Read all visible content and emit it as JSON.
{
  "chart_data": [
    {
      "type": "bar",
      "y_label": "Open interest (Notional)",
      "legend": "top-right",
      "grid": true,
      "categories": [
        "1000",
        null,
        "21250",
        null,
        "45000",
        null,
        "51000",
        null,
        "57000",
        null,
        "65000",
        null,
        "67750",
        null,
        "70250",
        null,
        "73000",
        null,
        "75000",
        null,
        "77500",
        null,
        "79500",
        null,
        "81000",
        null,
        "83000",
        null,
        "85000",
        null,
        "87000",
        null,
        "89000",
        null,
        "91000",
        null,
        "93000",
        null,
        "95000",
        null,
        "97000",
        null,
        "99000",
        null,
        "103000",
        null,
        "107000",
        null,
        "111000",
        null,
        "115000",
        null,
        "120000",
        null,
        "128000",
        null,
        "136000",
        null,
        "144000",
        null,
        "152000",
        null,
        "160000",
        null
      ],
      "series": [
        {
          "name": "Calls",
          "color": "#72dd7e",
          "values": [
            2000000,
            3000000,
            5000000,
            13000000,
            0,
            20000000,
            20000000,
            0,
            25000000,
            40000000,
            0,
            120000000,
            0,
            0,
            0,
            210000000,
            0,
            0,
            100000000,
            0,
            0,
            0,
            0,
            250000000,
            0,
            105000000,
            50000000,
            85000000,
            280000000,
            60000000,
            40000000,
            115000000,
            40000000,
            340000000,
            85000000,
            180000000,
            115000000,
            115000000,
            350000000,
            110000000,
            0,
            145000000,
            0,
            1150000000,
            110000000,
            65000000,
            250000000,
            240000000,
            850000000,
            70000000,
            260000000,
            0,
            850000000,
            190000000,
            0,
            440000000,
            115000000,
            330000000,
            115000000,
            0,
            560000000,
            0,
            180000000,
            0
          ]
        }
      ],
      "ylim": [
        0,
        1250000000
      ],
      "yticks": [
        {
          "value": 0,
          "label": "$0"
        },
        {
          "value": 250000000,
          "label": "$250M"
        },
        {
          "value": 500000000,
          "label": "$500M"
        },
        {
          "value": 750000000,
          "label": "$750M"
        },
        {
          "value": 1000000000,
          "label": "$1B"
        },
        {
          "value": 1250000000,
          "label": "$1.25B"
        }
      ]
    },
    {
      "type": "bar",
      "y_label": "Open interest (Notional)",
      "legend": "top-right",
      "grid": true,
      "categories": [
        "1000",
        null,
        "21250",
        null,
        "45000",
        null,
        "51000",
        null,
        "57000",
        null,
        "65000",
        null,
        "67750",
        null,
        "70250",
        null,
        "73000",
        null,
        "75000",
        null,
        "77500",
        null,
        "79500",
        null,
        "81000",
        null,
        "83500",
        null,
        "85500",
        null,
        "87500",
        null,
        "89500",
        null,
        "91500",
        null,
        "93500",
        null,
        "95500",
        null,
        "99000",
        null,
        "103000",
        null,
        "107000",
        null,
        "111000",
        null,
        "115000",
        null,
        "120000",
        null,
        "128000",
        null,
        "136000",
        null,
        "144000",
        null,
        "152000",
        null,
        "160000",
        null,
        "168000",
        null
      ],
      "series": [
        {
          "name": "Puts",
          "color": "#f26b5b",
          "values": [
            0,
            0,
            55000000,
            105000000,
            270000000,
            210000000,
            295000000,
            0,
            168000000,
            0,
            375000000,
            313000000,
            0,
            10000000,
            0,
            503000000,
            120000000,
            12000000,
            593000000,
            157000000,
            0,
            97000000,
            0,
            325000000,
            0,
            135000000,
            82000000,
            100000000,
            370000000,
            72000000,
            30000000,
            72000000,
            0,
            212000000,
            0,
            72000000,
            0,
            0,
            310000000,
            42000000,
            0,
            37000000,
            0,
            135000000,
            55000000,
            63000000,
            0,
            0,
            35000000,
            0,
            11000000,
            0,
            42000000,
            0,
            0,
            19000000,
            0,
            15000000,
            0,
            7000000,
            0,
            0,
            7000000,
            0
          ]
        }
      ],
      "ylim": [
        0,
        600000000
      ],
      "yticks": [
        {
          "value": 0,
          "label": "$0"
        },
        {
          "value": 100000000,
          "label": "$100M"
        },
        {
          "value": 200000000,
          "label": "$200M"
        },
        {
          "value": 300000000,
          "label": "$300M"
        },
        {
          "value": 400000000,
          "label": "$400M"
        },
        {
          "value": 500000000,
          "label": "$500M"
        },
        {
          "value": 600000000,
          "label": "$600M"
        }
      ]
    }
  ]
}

□ □ □

* _Directive_: All of the records must be retyped exactly as they are.

* _Reply_:
Read all visible content and emit it as JSON.
{
  "chart_data": [
    {
      "type": "bar",
      "y_label": "Open interest (Notional)",
      "legend": "top-right",
      "grid": true,
      "categories": [
        "1000",
        null,
        "21250",
        null,
        "45000",
        null,
        "51000",
        null,
        "57000",
        null,
        "65000",
        null,
        "67750",
        null,
        "70250",
        null,
        "73000",
        null,
        "75000",
        null,
        "77500",
        null,
        "79500",
        null,
        "81000",
        null,
        "83000",
        null,
        "85000",
        null,
        "87000",
        null,
        "89000",
        null,
        "91000",
        null,
        "93000",
        null,
        "95000",
        null,
        "97000",
        null,
        "99000",
        null,
        "103000",
        null,
        "107000",
        null,
        "111000",
        null,
        "115000",
        null,
        "120000",
        null,
        "128000",
        null,
        "136000",
        null,
        "144000",
        null,
        "152000",
        null,
        "160000",
        null
      ],
      "series": [
        {
          "name": "Calls",
          "color": "#72dd7e",
          "values": [
            2000000,
            3000000,
            5000000,
            13000000,
            0,
            20000000,
            20000000,
            0,
            25000000,
            40000000,
            0,
            120000000,
            0,
            0,
            0,
            210000000,
            0,
            0,
            100000000,
            0,
            0,
            0,
            0,
            250000000,
            0,
            105000000,
            50000000,
            85000000,
            280000000,
            60000000,
            40000000,
            115000000,
            40000000,
            340000000,
            85000000,
            180000000,
            115000000,
            115000000,
            350000000,
            110000000,
            0,
            145000000,
            0,
            1150000000,
            110000000,
            65000000,
            250000000,
            240000000,
            850000000,
            70000000,
            260000000,
            0,
            850000000,
            190000000,
            0,
            440000000,
            115000000,
            330000000,
            115000000,
            0,
            560000000,
            0,
            180000000,
            0
          ]
        }
      ],
      "ylim": [
        0,
        1250000000
      ],
      "yticks": [
        {
          "value": 0,
          "label": "$0"
        },
        {
          "value": 250000000,
          "label": "$250M"
        },
        {
          "value": 500000000,
          "label": "$500M"
        },
        {
          "value": 750000000,
          "label": "$750M"
        },
        {
          "value": 1000000000,
          "label": "$1B"
        },
        {
          "value": 1250000000,
          "label": "$1.25B"
        }
      ]
    },
    {
      "type": "bar",
      "y_label": "Open interest (Notional)",
      "legend": "top-right",
      "grid": true,
      "categories": [
        "1000",
        null,
        "21250",
        null,
        "45000",
        null,
        "51000",
        null,
        "57000",
        null,
        "65000",
        null,
        "67750",
        null,
        "70250",
        null,
        "73000",
        null,
        "75000",
        null,
        "77500",
        null,
        "79500",
        null,
        "81000",
        null,
        "83500",
        null,
        "85500",
        null,
        "87500",
        null,
        "89500",
        null,
        "91500",
        null,
        "93500",
        null,
        "95500",
        null,
        "99000",
        null,
        "103000",
        null,
        "107000",
        null,
        "111000",
        null,
        "115000",
        null,
        "120000",
        null,
        "128000",
        null,
        "136000",
        null,
        "144000",
        null,
        "152000",
        null,
        "160000",
        null,
        "168000",
        null
      ],
      "series": [
        {
          "name": "Puts",
          "color": "#f26b5b",
          "values": [
            0,
            0,
            55000000,
            105000000,
            270000000,
            210000000,
            295000000,
            0,
            168000000,
            0,
            375000000,
            313000000,
            0,
            10000000,
            0,
            503000000,
            120000000,
            12000000,
            593000000,
            157000000,
            0,
            97000000,
            0,
            325000000,
            0,
            135000000,
            82000000,
            100000000,
            370000000,
            72000000,
            30000000,
            72000000,
            0,
            212000000,
            0,
            72000000,
            0,
            0,
            310000000,
            42000000,
            0,
            37000000,
            0,
            135000000,
            55000000,
            63000000,
            0,
            0,
            35000000,
            0,
            11000000,
            0,
            42000000,
            0,
            0,
            19000000,
            0,
            15000000,
            0,
            7000000,
            0,
            0,
            7000000,
            0
          ]
        }
      ],
      "ylim": [
        0,
        600000000
      ],
      "yticks": [
        {
          "value": 0,
          "label": "$0"
        },
        {
          "value": 100000000,
          "label": "$100M"
        },
        {
          "value": 200000000,
          "label": "$200M"
        },
        {
          "value": 300000000,
          "label": "$300M"
        },
        {
          "value": 400000000,
          "label": "$400M"
        },
        {
          "value": 500000000,
          "label": "$500M"
        },
        {
          "value": 600000000,
          "label": "$600M"
        }
      ]
    }
  ]
}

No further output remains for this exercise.